Dataset entries:
· · · · · · ·

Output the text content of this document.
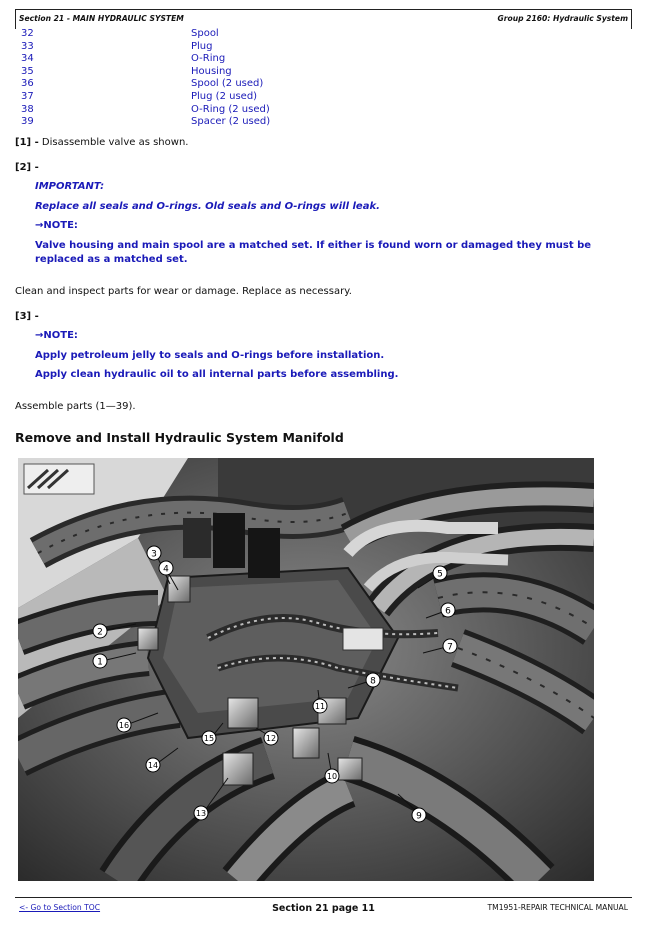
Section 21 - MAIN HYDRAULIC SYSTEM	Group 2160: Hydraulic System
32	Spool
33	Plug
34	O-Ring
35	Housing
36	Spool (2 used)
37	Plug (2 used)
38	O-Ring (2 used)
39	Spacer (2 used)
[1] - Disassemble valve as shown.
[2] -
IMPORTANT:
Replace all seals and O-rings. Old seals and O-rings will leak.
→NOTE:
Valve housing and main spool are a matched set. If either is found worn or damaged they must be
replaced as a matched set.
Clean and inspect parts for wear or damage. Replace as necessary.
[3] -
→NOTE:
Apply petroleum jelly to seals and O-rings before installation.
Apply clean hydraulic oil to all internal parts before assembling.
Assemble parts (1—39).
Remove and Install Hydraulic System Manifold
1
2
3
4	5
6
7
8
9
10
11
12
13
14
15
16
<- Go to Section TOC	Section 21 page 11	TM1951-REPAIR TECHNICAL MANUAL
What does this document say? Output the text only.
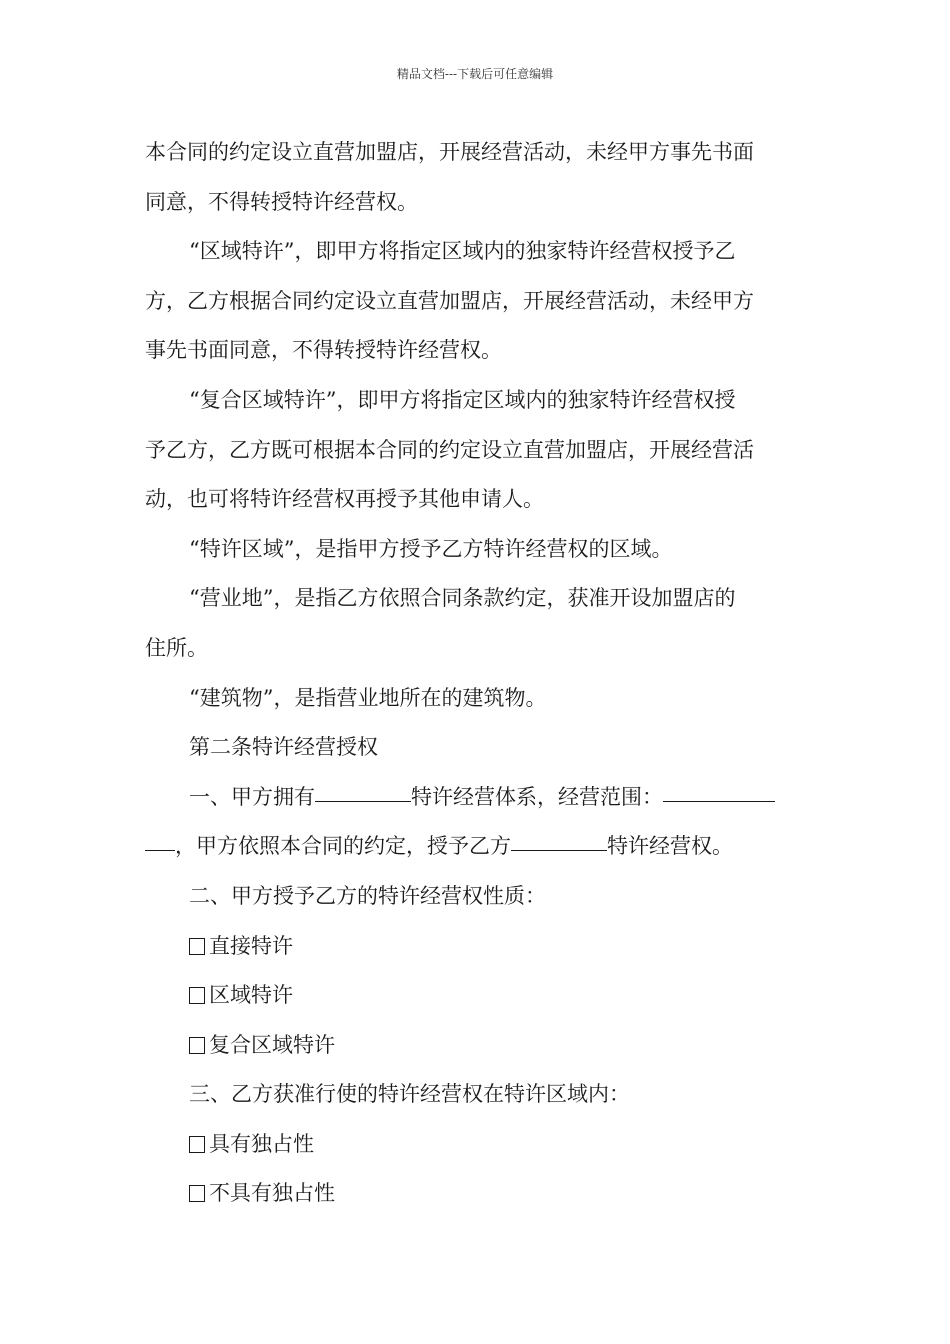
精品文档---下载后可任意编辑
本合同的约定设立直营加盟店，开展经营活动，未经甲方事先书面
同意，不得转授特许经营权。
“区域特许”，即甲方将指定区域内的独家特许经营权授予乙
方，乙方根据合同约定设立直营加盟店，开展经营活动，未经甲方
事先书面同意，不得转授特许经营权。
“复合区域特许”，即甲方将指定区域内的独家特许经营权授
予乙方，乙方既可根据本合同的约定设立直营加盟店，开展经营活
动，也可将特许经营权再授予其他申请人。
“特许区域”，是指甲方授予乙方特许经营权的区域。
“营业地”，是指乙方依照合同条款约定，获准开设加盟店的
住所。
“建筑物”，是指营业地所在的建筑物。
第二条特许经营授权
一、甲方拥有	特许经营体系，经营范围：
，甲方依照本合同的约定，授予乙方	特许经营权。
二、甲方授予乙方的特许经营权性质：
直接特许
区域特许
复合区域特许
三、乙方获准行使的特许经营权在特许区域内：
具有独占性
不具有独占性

· · · · · · ·

WHAT THE TASK REQUIRES:
Pictures in the records should not appear in your copy, but everything else must be transcribed exactly.

RESULT FOR THIS EXERCISE:
Output the text content of this document.
Section 21 - MAIN HYDRAULIC SYSTEM	Group 2160: Hydraulic System
32	Spool
33	Plug
34	O-Ring
35	Housing
36	Spool (2 used)
37	Plug (2 used)
38	O-Ring (2 used)
39	Spacer (2 used)
[1] - Disassemble valve as shown.
[2] -
IMPORTANT:
Replace all seals and O-rings. Old seals and O-rings will leak.
→NOTE:
Valve housing and main spool are a matched set. If either is found worn or damaged they must be
replaced as a matched set.
Clean and inspect parts for wear or damage. Replace as necessary.
[3] -
→NOTE:
Apply petroleum jelly to seals and O-rings before installation.
Apply clean hydraulic oil to all internal parts before assembling.
Assemble parts (1—39).
Remove and Install Hydraulic System Manifold
1
2
3
4	5
6
7
8
9
10
11
12
13
14
15
16
<- Go to Section TOC	Section 21 page 11	TM1951-REPAIR TECHNICAL MANUAL
What does this document say? Output the text only.
精品文档---下载后可任意编辑
本合同的约定设立直营加盟店，开展经营活动，未经甲方事先书面
同意，不得转授特许经营权。
“区域特许”，即甲方将指定区域内的独家特许经营权授予乙
方，乙方根据合同约定设立直营加盟店，开展经营活动，未经甲方
事先书面同意，不得转授特许经营权。
“复合区域特许”，即甲方将指定区域内的独家特许经营权授
予乙方，乙方既可根据本合同的约定设立直营加盟店，开展经营活
动，也可将特许经营权再授予其他申请人。
“特许区域”，是指甲方授予乙方特许经营权的区域。
“营业地”，是指乙方依照合同条款约定，获准开设加盟店的
住所。
“建筑物”，是指营业地所在的建筑物。
第二条特许经营授权
一、甲方拥有	特许经营体系，经营范围：
，甲方依照本合同的约定，授予乙方	特许经营权。
二、甲方授予乙方的特许经营权性质：
直接特许
区域特许
复合区域特许
三、乙方获准行使的特许经营权在特许区域内：
具有独占性
不具有独占性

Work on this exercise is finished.